[Start RECORDS FOR THIS TASK]

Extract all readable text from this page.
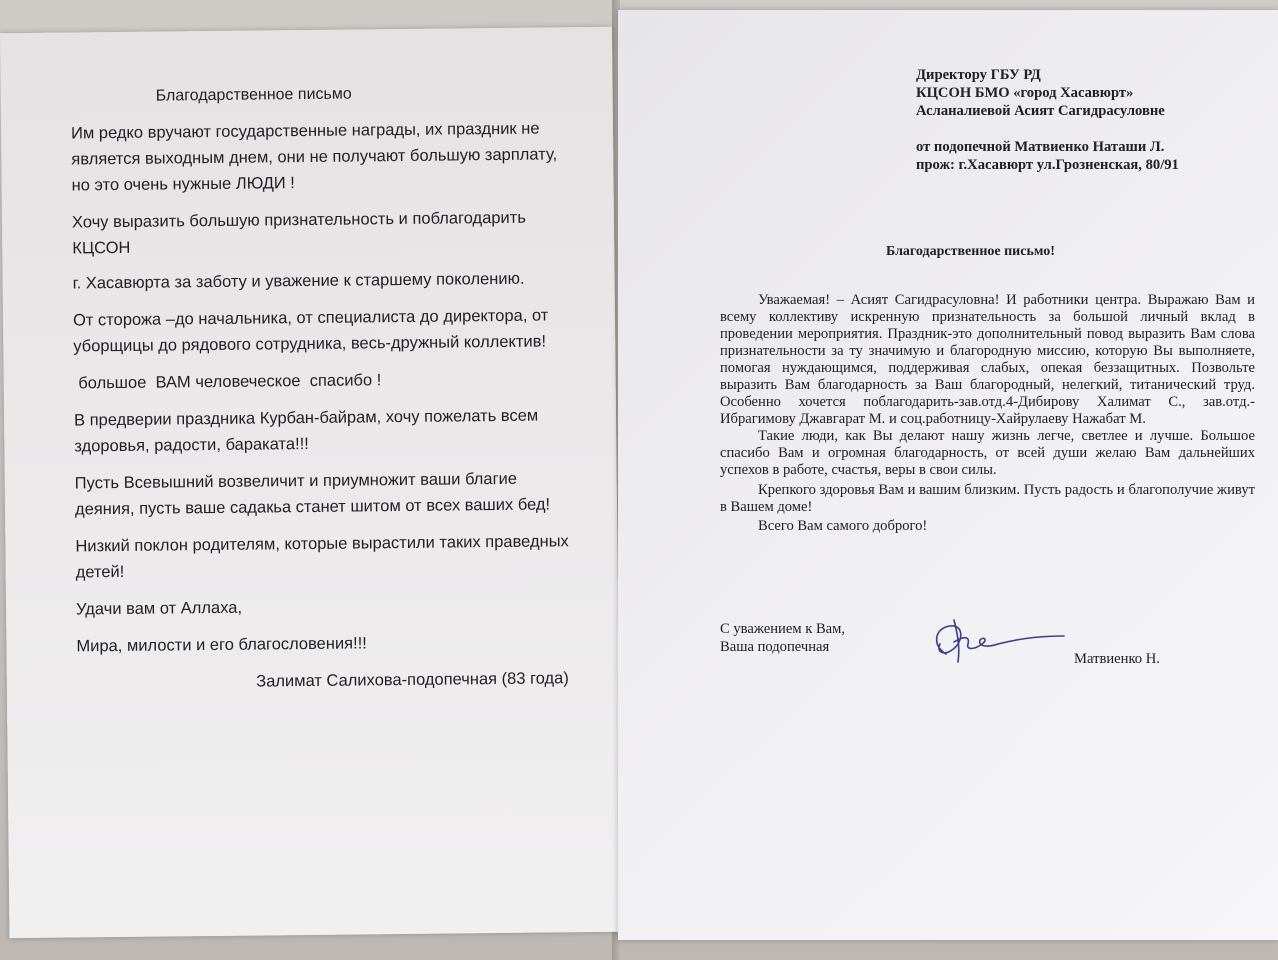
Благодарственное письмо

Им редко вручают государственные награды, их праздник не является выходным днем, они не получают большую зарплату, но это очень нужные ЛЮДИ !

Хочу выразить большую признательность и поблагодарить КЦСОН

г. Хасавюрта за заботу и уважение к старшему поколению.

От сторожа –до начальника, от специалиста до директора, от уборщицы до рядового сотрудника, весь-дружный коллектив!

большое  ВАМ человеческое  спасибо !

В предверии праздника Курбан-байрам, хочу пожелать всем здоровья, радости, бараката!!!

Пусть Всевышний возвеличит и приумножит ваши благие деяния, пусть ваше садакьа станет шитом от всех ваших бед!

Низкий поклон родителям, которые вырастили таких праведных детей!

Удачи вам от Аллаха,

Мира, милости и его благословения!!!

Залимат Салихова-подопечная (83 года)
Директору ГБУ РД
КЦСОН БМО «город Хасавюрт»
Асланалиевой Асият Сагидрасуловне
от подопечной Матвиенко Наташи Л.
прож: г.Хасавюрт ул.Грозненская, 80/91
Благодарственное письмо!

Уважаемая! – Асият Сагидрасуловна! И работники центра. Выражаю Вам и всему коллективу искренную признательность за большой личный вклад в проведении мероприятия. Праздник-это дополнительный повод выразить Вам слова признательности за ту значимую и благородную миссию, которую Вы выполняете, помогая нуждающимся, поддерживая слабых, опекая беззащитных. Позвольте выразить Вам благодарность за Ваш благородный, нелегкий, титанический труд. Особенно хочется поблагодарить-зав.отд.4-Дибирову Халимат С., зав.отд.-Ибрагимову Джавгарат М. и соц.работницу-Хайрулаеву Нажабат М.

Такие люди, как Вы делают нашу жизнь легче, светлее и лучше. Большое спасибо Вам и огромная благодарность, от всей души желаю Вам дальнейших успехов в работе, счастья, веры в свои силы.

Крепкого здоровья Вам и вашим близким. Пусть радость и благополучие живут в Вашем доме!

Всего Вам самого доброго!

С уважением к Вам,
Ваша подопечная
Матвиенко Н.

[End RECORDS FOR THIS TASK]

### BRIEF:
Give back the whole listing as it stands, minus its pictures.

### PROBLEM SOLUTION:
Extract all readable text from this page.
Благодарственное письмо

Им редко вручают государственные награды, их праздник не является выходным днем, они не получают большую зарплату, но это очень нужные ЛЮДИ !

Хочу выразить большую признательность и поблагодарить КЦСОН

г. Хасавюрта за заботу и уважение к старшему поколению.

От сторожа –до начальника, от специалиста до директора, от уборщицы до рядового сотрудника, весь-дружный коллектив!

большое  ВАМ человеческое  спасибо !

В предверии праздника Курбан-байрам, хочу пожелать всем здоровья, радости, бараката!!!

Пусть Всевышний возвеличит и приумножит ваши благие деяния, пусть ваше садакьа станет шитом от всех ваших бед!

Низкий поклон родителям, которые вырастили таких праведных детей!

Удачи вам от Аллаха,

Мира, милости и его благословения!!!

Залимат Салихова-подопечная (83 года)
Директору ГБУ РД
КЦСОН БМО «город Хасавюрт»
Асланалиевой Асият Сагидрасуловне
от подопечной Матвиенко Наташи Л.
прож: г.Хасавюрт ул.Грозненская, 80/91
Благодарственное письмо!

Уважаемая! – Асият Сагидрасуловна! И работники центра. Выражаю Вам и всему коллективу искренную признательность за большой личный вклад в проведении мероприятия. Праздник-это дополнительный повод выразить Вам слова признательности за ту значимую и благородную миссию, которую Вы выполняете, помогая нуждающимся, поддерживая слабых, опекая беззащитных. Позвольте выразить Вам благодарность за Ваш благородный, нелегкий, титанический труд. Особенно хочется поблагодарить-зав.отд.4-Дибирову Халимат С., зав.отд.-Ибрагимову Джавгарат М. и соц.работницу-Хайрулаеву Нажабат М.

Такие люди, как Вы делают нашу жизнь легче, светлее и лучше. Большое спасибо Вам и огромная благодарность, от всей души желаю Вам дальнейших успехов в работе, счастья, веры в свои силы.

Крепкого здоровья Вам и вашим близким. Пусть радость и благополучие живут в Вашем доме!

Всего Вам самого доброго!

С уважением к Вам,
Ваша подопечная
Матвиенко Н.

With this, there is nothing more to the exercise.